• [Stated task]:
Retype the records below word for word and omit any image.

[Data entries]
____________
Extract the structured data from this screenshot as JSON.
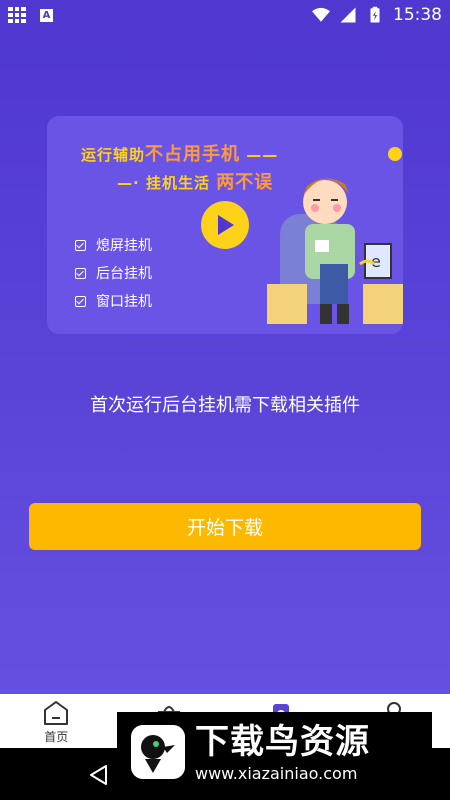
{
  "status_bar": {
    "time": "15:38",
    "icons": [
      "apps-grid-icon",
      "a-notification-icon",
      "wifi-icon",
      "signal-icon",
      "battery-icon"
    ]
  },
  "banner": {
    "slogan_line1_prefix": "运行辅助",
    "slogan_line1_highlight": "不占用手机",
    "slogan_line1_dash": "——",
    "slogan_line2_dash": "—·",
    "slogan_line2_prefix": "挂机生活",
    "slogan_line2_highlight": "两不误",
    "features": [
      "熄屏挂机",
      "后台挂机",
      "窗口挂机"
    ]
  },
  "notice": "首次运行后台挂机需下载相关插件",
  "download_button": "开始下载",
  "bottom_nav": {
    "home_label": "首页"
  },
  "watermark": {
    "title": "下载鸟资源",
    "url": "www.xiazainiao.com"
  },
  "colors": {
    "background": "#5a44d8",
    "button": "#fdb800",
    "accent_yellow": "#ffd21a"
  }
}
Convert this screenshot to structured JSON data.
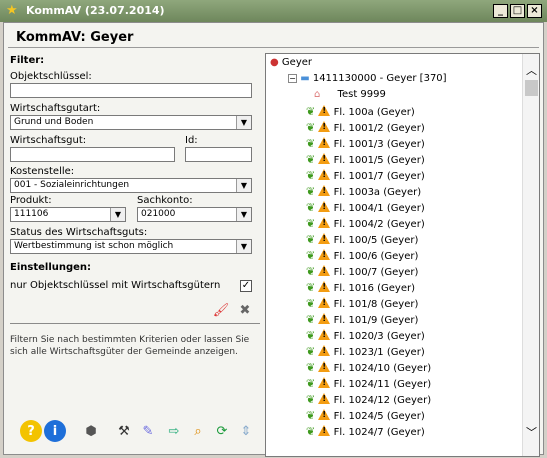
{
  "window": {
    "title": "KommAV (23.07.2014)"
  },
  "header": {
    "title": "KommAV: Geyer"
  },
  "filter": {
    "heading": "Filter:",
    "objektschluessel_label": "Objektschlüssel:",
    "objektschluessel_value": "",
    "wirtschaftsgutart_label": "Wirtschaftsgutart:",
    "wirtschaftsgutart_value": "Grund und Boden",
    "wirtschaftsgut_label": "Wirtschaftsgut:",
    "id_label": "Id:",
    "kostenstelle_label": "Kostenstelle:",
    "kostenstelle_value": "001 - Sozialeinrichtungen",
    "produkt_label": "Produkt:",
    "produkt_value": "111106",
    "sachkonto_label": "Sachkonto:",
    "sachkonto_value": "021000",
    "status_label": "Status des Wirtschaftsguts:",
    "status_value": "Wertbestimmung ist schon möglich"
  },
  "settings": {
    "heading": "Einstellungen:",
    "only_with_label": "nur Objektschlüssel mit Wirtschaftsgütern",
    "only_with_checked": "✓"
  },
  "info_text": "Filtern Sie nach bestimmten Kriterien oder lassen Sie sich alle Wirtschaftsgüter der Gemeinde anzeigen.",
  "tree": {
    "root": "Geyer",
    "node": "1411130000 - Geyer [370]",
    "house_item": "Test 9999",
    "items": [
      "Fl. 100a (Geyer)",
      "Fl. 1001/2 (Geyer)",
      "Fl. 1001/3 (Geyer)",
      "Fl. 1001/5 (Geyer)",
      "Fl. 1001/7 (Geyer)",
      "Fl. 1003a (Geyer)",
      "Fl. 1004/1 (Geyer)",
      "Fl. 1004/2 (Geyer)",
      "Fl. 100/5 (Geyer)",
      "Fl. 100/6 (Geyer)",
      "Fl. 100/7 (Geyer)",
      "Fl. 1016 (Geyer)",
      "Fl. 101/8 (Geyer)",
      "Fl. 101/9 (Geyer)",
      "Fl. 1020/3 (Geyer)",
      "Fl. 1023/1 (Geyer)",
      "Fl. 1024/10 (Geyer)",
      "Fl. 1024/11 (Geyer)",
      "Fl. 1024/12 (Geyer)",
      "Fl. 1024/5 (Geyer)",
      "Fl. 1024/7 (Geyer)"
    ]
  },
  "colors": {
    "titlebar": "#7a9367",
    "warn": "#f39c12",
    "leaf": "#3f9a1f",
    "folder": "#4a90d9"
  }
}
____________
• [Written answer]:
Extract the structured data from this screenshot as JSON.
{
  "status_bar": {
    "time": "15:38",
    "icons": [
      "apps-grid-icon",
      "a-notification-icon",
      "wifi-icon",
      "signal-icon",
      "battery-icon"
    ]
  },
  "banner": {
    "slogan_line1_prefix": "运行辅助",
    "slogan_line1_highlight": "不占用手机",
    "slogan_line1_dash": "——",
    "slogan_line2_dash": "—·",
    "slogan_line2_prefix": "挂机生活",
    "slogan_line2_highlight": "两不误",
    "features": [
      "熄屏挂机",
      "后台挂机",
      "窗口挂机"
    ]
  },
  "notice": "首次运行后台挂机需下载相关插件",
  "download_button": "开始下载",
  "bottom_nav": {
    "home_label": "首页"
  },
  "watermark": {
    "title": "下载鸟资源",
    "url": "www.xiazainiao.com"
  },
  "colors": {
    "background": "#5a44d8",
    "button": "#fdb800",
    "accent_yellow": "#ffd21a"
  }
}
Convert this screenshot to structured JSON data.
{
  "window": {
    "title": "KommAV (23.07.2014)"
  },
  "header": {
    "title": "KommAV: Geyer"
  },
  "filter": {
    "heading": "Filter:",
    "objektschluessel_label": "Objektschlüssel:",
    "objektschluessel_value": "",
    "wirtschaftsgutart_label": "Wirtschaftsgutart:",
    "wirtschaftsgutart_value": "Grund und Boden",
    "wirtschaftsgut_label": "Wirtschaftsgut:",
    "id_label": "Id:",
    "kostenstelle_label": "Kostenstelle:",
    "kostenstelle_value": "001 - Sozialeinrichtungen",
    "produkt_label": "Produkt:",
    "produkt_value": "111106",
    "sachkonto_label": "Sachkonto:",
    "sachkonto_value": "021000",
    "status_label": "Status des Wirtschaftsguts:",
    "status_value": "Wertbestimmung ist schon möglich"
  },
  "settings": {
    "heading": "Einstellungen:",
    "only_with_label": "nur Objektschlüssel mit Wirtschaftsgütern",
    "only_with_checked": "✓"
  },
  "info_text": "Filtern Sie nach bestimmten Kriterien oder lassen Sie sich alle Wirtschaftsgüter der Gemeinde anzeigen.",
  "tree": {
    "root": "Geyer",
    "node": "1411130000 - Geyer [370]",
    "house_item": "Test 9999",
    "items": [
      "Fl. 100a (Geyer)",
      "Fl. 1001/2 (Geyer)",
      "Fl. 1001/3 (Geyer)",
      "Fl. 1001/5 (Geyer)",
      "Fl. 1001/7 (Geyer)",
      "Fl. 1003a (Geyer)",
      "Fl. 1004/1 (Geyer)",
      "Fl. 1004/2 (Geyer)",
      "Fl. 100/5 (Geyer)",
      "Fl. 100/6 (Geyer)",
      "Fl. 100/7 (Geyer)",
      "Fl. 1016 (Geyer)",
      "Fl. 101/8 (Geyer)",
      "Fl. 101/9 (Geyer)",
      "Fl. 1020/3 (Geyer)",
      "Fl. 1023/1 (Geyer)",
      "Fl. 1024/10 (Geyer)",
      "Fl. 1024/11 (Geyer)",
      "Fl. 1024/12 (Geyer)",
      "Fl. 1024/5 (Geyer)",
      "Fl. 1024/7 (Geyer)"
    ]
  },
  "colors": {
    "titlebar": "#7a9367",
    "warn": "#f39c12",
    "leaf": "#3f9a1f",
    "folder": "#4a90d9"
  }
}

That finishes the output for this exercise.